§ **WRITTEN TASK 1**:
Answer these questions about the Boundary Waters essay:
(a) What does the writer open right after getting on an airplane?
(b) In what month does planning for the trip usually start?
(c) In which city does the writer look at the maps on cold winter nights?
§ **WRITTEN TASK 2**:
Carry on the Boundary Waters essay, picking up after its final sentence.

§ **DOCUMENT EXTRACT**:
>> begin
Choose Your Own Adventure
What’s the first thing you do when you get on an airplane? I don’t know about you, but I am one of those people who immediately opens up the in-flight magazine to study the world map and check out all the cool places I hope to travel to in the not-too-distant future. This slight obsession with maps is one of the things that makes traveling in the Boundary Waters right up my alley.
In any given year, planning for our trip starts back in January when we pull out all of the maps that we have accumulated over the years and start planning a route for the coming summer. We pick an entry point and an exit point and then determine where to go in between. There are so many lakes in the Boundary Waters to choose from that the options are endless. Looking at those maps on a cold winter night in Chicago stirs our imagination and makes us eager for another canoe country adventure. Sometimes, it’s hard to fall asleep with all those visions of canoes, loons and campfires dancing in our heads.
Regardless of the itinerary, the map becomes an essential piece of gear, and we spend countless hours of our journey consulting it. Whether it is planning the day’s route, navigating the lakes, guessing which campsites seem most promising, judging which bays and coves seem worthy of a detour or reliving the day’s highlights, our trusty maps provide us with the best clues for making our decisions.
>> end
[Element placement data]
>> begin
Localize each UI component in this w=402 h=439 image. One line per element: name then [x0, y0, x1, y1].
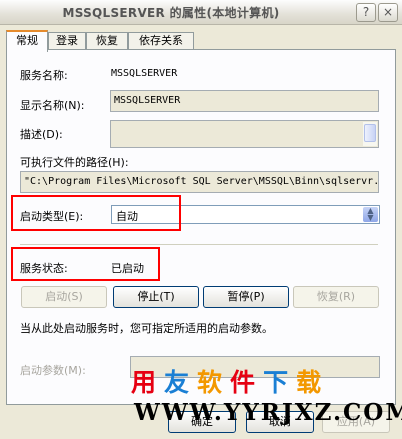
service-name-label: 服务名称:: [20, 69, 68, 82]
tab-general[interactable]: 常规: [6, 30, 48, 52]
help-icon: ?: [362, 5, 370, 19]
pause-button[interactable]: 暂停(P): [203, 286, 289, 308]
status-highlight: [11, 247, 160, 281]
chevron-down-icon[interactable]: ▲ ▼: [363, 207, 378, 222]
window-title: MSSQLSERVER 的属性(本地计算机): [62, 6, 280, 20]
start-params-label: 启动参数(M):: [20, 364, 86, 377]
watermark-char: 用: [131, 368, 165, 397]
divider: [20, 244, 378, 245]
properties-dialog: MSSQLSERVER 的属性(本地计算机) ? × 常规 登录 恢复 依存关系…: [0, 0, 402, 439]
stop-button[interactable]: 停止(T): [113, 286, 199, 308]
watermark-char: 下: [263, 368, 297, 397]
path-label: 可执行文件的路径(H):: [20, 156, 129, 169]
general-panel: 服务名称: MSSQLSERVER 显示名称(N): MSSQLSERVER 描…: [6, 49, 396, 405]
close-icon: ×: [382, 5, 394, 19]
display-name-label: 显示名称(N):: [20, 99, 85, 112]
help-button[interactable]: ?: [356, 3, 376, 22]
close-button[interactable]: ×: [378, 3, 398, 22]
description-field[interactable]: [110, 120, 379, 148]
tab-recovery[interactable]: 恢复: [86, 32, 128, 50]
start-button[interactable]: 启动(S): [21, 286, 107, 308]
watermark-char: 载: [296, 368, 330, 397]
watermark-char: 件: [230, 368, 264, 397]
description-scrollbar[interactable]: [363, 122, 377, 146]
watermark-cn-text: 用友软件下载: [131, 363, 329, 399]
description-label: 描述(D):: [20, 128, 63, 141]
display-name-value: MSSQLSERVER: [114, 95, 181, 106]
watermark-url-text: WWW.YYRJXZ.COM: [134, 399, 402, 426]
path-value: "C:\Program Files\Microsoft SQL Server\M…: [24, 176, 379, 187]
start-params-hint: 当从此处启动服务时，您可指定所适用的启动参数。: [20, 322, 273, 335]
watermark-char: 软: [197, 368, 231, 397]
title-bar: MSSQLSERVER 的属性(本地计算机) ? ×: [0, 0, 402, 25]
display-name-field[interactable]: MSSQLSERVER: [110, 90, 379, 112]
tab-logon[interactable]: 登录: [48, 32, 86, 50]
tab-dependencies[interactable]: 依存关系: [128, 32, 194, 50]
scroll-thumb[interactable]: [364, 124, 376, 142]
startup-type-highlight: [11, 195, 181, 231]
service-name-value: MSSQLSERVER: [111, 68, 178, 79]
watermark-char: 友: [164, 368, 198, 397]
path-field[interactable]: "C:\Program Files\Microsoft SQL Server\M…: [20, 171, 379, 193]
resume-button[interactable]: 恢复(R): [293, 286, 379, 308]
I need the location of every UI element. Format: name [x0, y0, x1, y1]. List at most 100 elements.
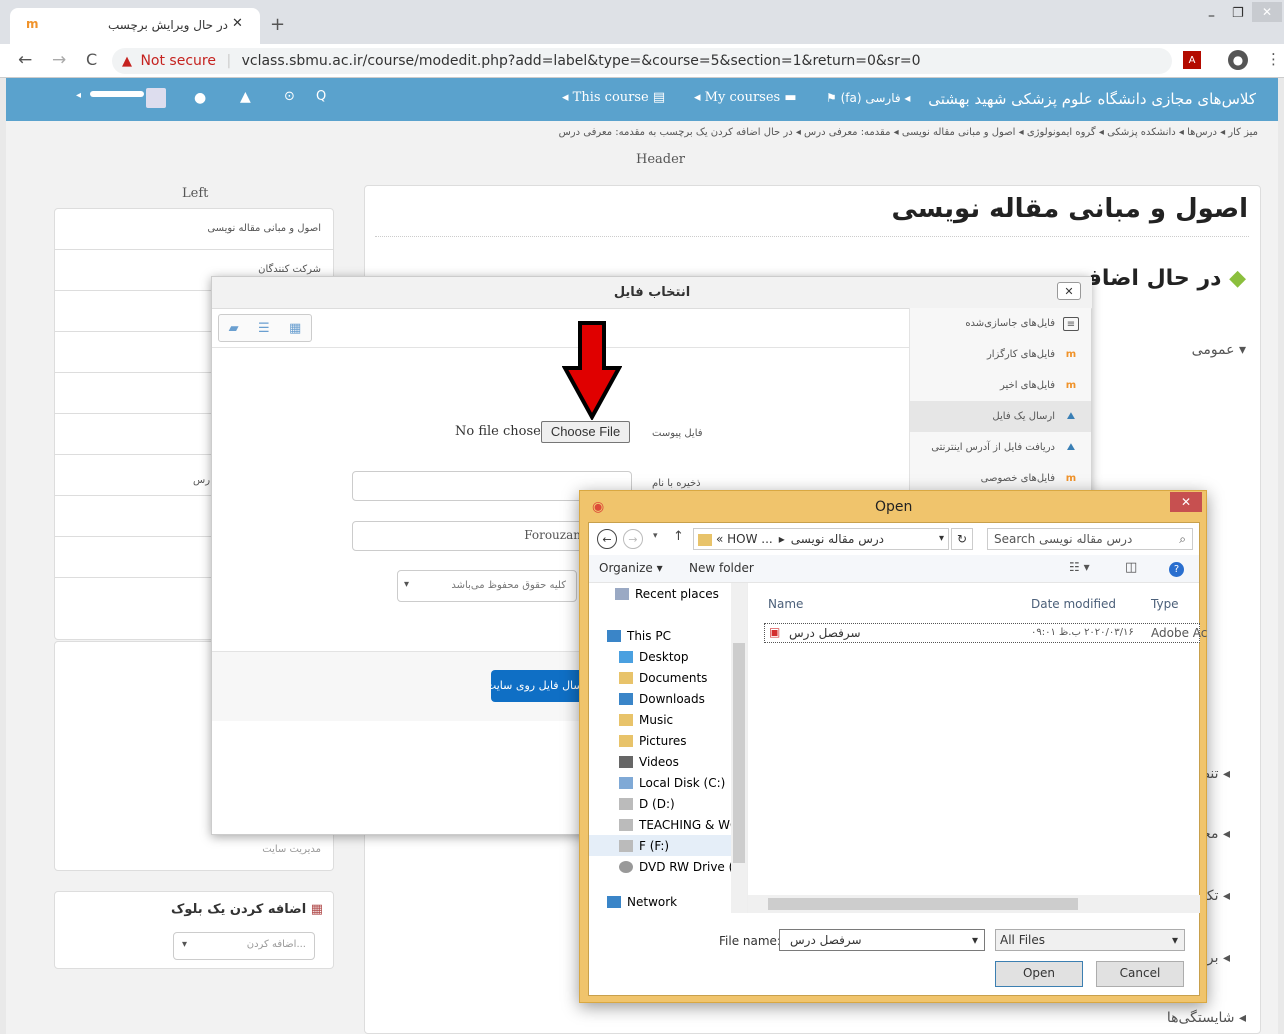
forward-icon[interactable]: → [623, 529, 643, 549]
repo-recent-files[interactable]: فایل‌های اخیر m [910, 370, 1091, 401]
column-name[interactable]: Name [768, 597, 803, 611]
section-competencies[interactable]: ◂ شایستگی‌ها [1167, 1010, 1246, 1026]
open-button[interactable]: Open [995, 961, 1083, 987]
tree-label: This PC [627, 628, 671, 643]
section-general[interactable]: ▾ عمومی [1192, 342, 1246, 358]
tree-teaching[interactable]: TEACHING & WC [589, 814, 747, 835]
forward-icon[interactable]: → [52, 50, 66, 70]
tree-drive-d[interactable]: D (D:) [589, 793, 747, 814]
attachment-label: فایل پیوست [652, 428, 703, 439]
preview-pane-icon[interactable]: ◫ [1125, 560, 1137, 575]
file-name-input[interactable]: سرفصل درس ▾ [779, 929, 985, 951]
up-icon[interactable]: ↑ [673, 529, 684, 544]
tree-scrollbar[interactable] [731, 583, 747, 913]
user-menu-chevron-icon[interactable]: ◂ [76, 90, 81, 101]
select-caret-icon: ▾ [404, 579, 410, 590]
embedded-file-icon: ≡ [1063, 316, 1079, 331]
icon-view-icon[interactable]: ▦ [289, 321, 301, 336]
no-file-chosen: No file chosen [455, 424, 550, 439]
upload-file-button[interactable]: ارسال فایل روی سایت [491, 670, 591, 702]
new-folder-button[interactable]: New folder [689, 561, 754, 575]
breadcrumb[interactable]: میز کار ◂ درس‌ها ◂ دانشکده پزشکی ◂ گروه … [559, 127, 1258, 138]
reload-icon[interactable]: C [86, 50, 97, 69]
tree-documents[interactable]: Documents [589, 667, 747, 688]
license-select[interactable]: کلیه حقوق محفوظ می‌باشد ▾ [397, 570, 577, 602]
tree-drive-f[interactable]: F (F:) [589, 835, 747, 856]
site-admin-item[interactable]: مدیریت سایت [55, 832, 333, 871]
tree-local-disk[interactable]: Local Disk (C:) [589, 772, 747, 793]
file-picker-title: انتخاب فایل [212, 277, 1092, 309]
add-block-select-value: اضافه کردن... [246, 939, 306, 950]
tree-label: Music [639, 712, 674, 727]
tree-scroll-thumb[interactable] [733, 643, 745, 863]
repo-server-files[interactable]: فایل‌های کارگزار m [910, 339, 1091, 370]
profile-icon[interactable]: ● [1228, 50, 1248, 70]
recent-locations-icon[interactable]: ▾ [653, 531, 658, 541]
open-dialog-close-icon[interactable]: ✕ [1170, 492, 1202, 512]
pictures-icon [619, 734, 633, 747]
drive-icon [619, 839, 633, 852]
site-name[interactable]: کلاس‌های مجازی دانشگاه علوم پزشکی شهید ب… [928, 90, 1256, 108]
tree-recent-places[interactable]: Recent places [589, 583, 747, 604]
tree-dvd[interactable]: DVD RW Drive (H [589, 856, 747, 877]
nav-block-item-1[interactable]: اصول و مبانی مقاله نویسی [55, 209, 333, 250]
tree-videos[interactable]: Videos [589, 751, 747, 772]
tree-this-pc[interactable]: This PC [589, 625, 747, 646]
refresh-icon[interactable]: ↻ [951, 528, 973, 550]
hscroll-thumb[interactable] [768, 898, 1078, 910]
back-icon[interactable]: ← [18, 50, 32, 70]
tree-network[interactable]: Network [589, 891, 747, 912]
choose-file-button[interactable]: Choose File [541, 421, 630, 443]
column-date[interactable]: Date modified [1031, 597, 1116, 611]
avatar[interactable] [146, 88, 166, 108]
column-type[interactable]: Type [1151, 597, 1179, 611]
messages-icon[interactable]: ● [194, 90, 206, 106]
tree-downloads[interactable]: Downloads [589, 688, 747, 709]
cancel-button[interactable]: Cancel [1096, 961, 1184, 987]
file-picker-close-icon[interactable]: ✕ [1057, 282, 1081, 300]
user-name-bar[interactable] [90, 91, 144, 97]
music-icon [619, 713, 633, 726]
window-close-icon[interactable]: ✕ [1252, 2, 1282, 22]
search-input[interactable]: Search درس مقاله نویسی ⌕ [987, 528, 1193, 550]
path-current: درس مقاله نویسی [790, 532, 885, 546]
settings-icon[interactable]: ⊙ [284, 89, 295, 104]
url-field[interactable]: ▲ Not secure | vclass.sbmu.ac.ir/course/… [112, 48, 1172, 74]
repo-url-download[interactable]: دریافت فایل از آدرس اینترنتی ⛰ [910, 432, 1091, 463]
path-prefix: « HOW ... [716, 532, 773, 546]
file-row[interactable]: ▣ سرفصل درس ۲۰۲۰/۰۳/۱۶ ب.ظ ۰۹:۰۱ Adobe A… [764, 623, 1207, 643]
acrobat-extension-icon[interactable]: A [1183, 51, 1201, 69]
tree-pictures[interactable]: Pictures [589, 730, 747, 751]
tab-close-icon[interactable]: ✕ [232, 16, 243, 31]
my-courses-menu[interactable]: ◂ My courses ▬ [694, 90, 797, 105]
author-input[interactable]: Forouzan [352, 521, 592, 551]
menu-icon[interactable]: ⋮ [1266, 50, 1281, 68]
path-breadcrumb[interactable]: « HOW ... ▸ درس مقاله نویسی ▾ [693, 528, 949, 550]
add-block-title-text: اضافه کردن یک بلوک [171, 902, 307, 917]
list-view-icon[interactable]: ☰ [258, 321, 270, 336]
file-type-filter[interactable]: All Files ▾ [995, 929, 1185, 951]
language-menu[interactable]: ◂ فارسی (fa) ⚑ [826, 91, 910, 105]
view-options-icon[interactable]: ☷ ▾ [1069, 560, 1090, 574]
tree-label: D (D:) [639, 796, 675, 811]
tree-label: Pictures [639, 733, 687, 748]
add-block-icon: ▦ [310, 902, 323, 917]
search-icon[interactable]: Q [316, 89, 326, 104]
back-icon[interactable]: ← [597, 529, 617, 549]
repo-upload-file[interactable]: ارسال یک فایل ⛰ [910, 401, 1091, 432]
file-list-hscrollbar[interactable] [748, 895, 1200, 913]
repo-embedded-files[interactable]: فایل‌های جاسازی‌شده ≡ [910, 308, 1091, 339]
organize-menu[interactable]: Organize ▾ [599, 561, 663, 575]
add-block-select[interactable]: ▾ اضافه کردن... [173, 932, 315, 960]
maximize-icon[interactable]: ❐ [1232, 6, 1244, 21]
folder-view-icon[interactable]: ▰ [229, 321, 239, 336]
tree-desktop[interactable]: Desktop [589, 646, 747, 667]
warning-icon: ▲ [122, 54, 132, 69]
this-course-menu[interactable]: ◂ This course ▤ [562, 90, 665, 105]
minimize-icon[interactable]: – [1208, 8, 1215, 24]
browser-tab[interactable]: m در حال ویرایش برچسب ✕ [10, 8, 260, 44]
tree-music[interactable]: Music [589, 709, 747, 730]
new-tab-icon[interactable]: + [270, 14, 285, 35]
help-icon[interactable]: ? [1169, 562, 1184, 577]
notifications-bell-icon[interactable]: ▲ [240, 89, 251, 105]
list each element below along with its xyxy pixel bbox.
>> end
§ **FINAL RESULT 1**:
(a) The in-flight magazine.
(b) January.
(c) Chicago.

§ **FINAL RESULT 2**:
We Portage for Fun!
One of the major considerations in planning a route is deciding how much of a challenge you are up for as there is much more to the Boundary Waters than simply paddling a canoe. To get from one lake to the next, you often have to carry your gear and canoe along a trail through the bush. In canoe country, this is called a portage, and these can vary considerably in length and difficulty. Portages are measured in rods which is approximately 16 feet or the length of a canoe. Some are reasonably short, 5-15 rods or so, and provide a pleasant opportunity to stretch the legs. But the 200+ rod portage is an entirely different story. These are serious undertakings that often involve some modest gain and loss of elevation, muddy trails and some quality time with the Minnesota state bird, a.k.a. the mosquito.
Portaging is a multi-step process: unload the canoe, put as much gear as you can carry on your back, haul it to the end of the trail, drop everything and repeat. Once you have all of your gear on the other side, it’s time to put the canoe back in the water, load it up again and start the process all over. Most people in the Boundary Waters have a love/hate relationship with portaging, and we probably fit in that category, too. The payoff at the end of the trail, of course, is a new lake and another opportunity for adventure.
This Year’s Route
Whenever we go to the Boundary Waters, we tend to choose routes that can be reached easily just to the east of the town of Ely. There are three convenient entry points in this area. From north to south they are: Moose, Snowbank and Lake One, and, in previous years, we have chosen routes that explored the lakes and rivers that radiate to the east from each of these entry points.
This year, we opted for a more ambitious trip and started all the way to the north at Moose Lake, eventually finding our way out at Lake One. It was kind of a super-route that combined the far northern, eastern and southern portions of this area of canoe country. The following is a day-by-day breakdown of our itinerary, including the lengths of portages we encountered as well as an estimate of the miles paddled.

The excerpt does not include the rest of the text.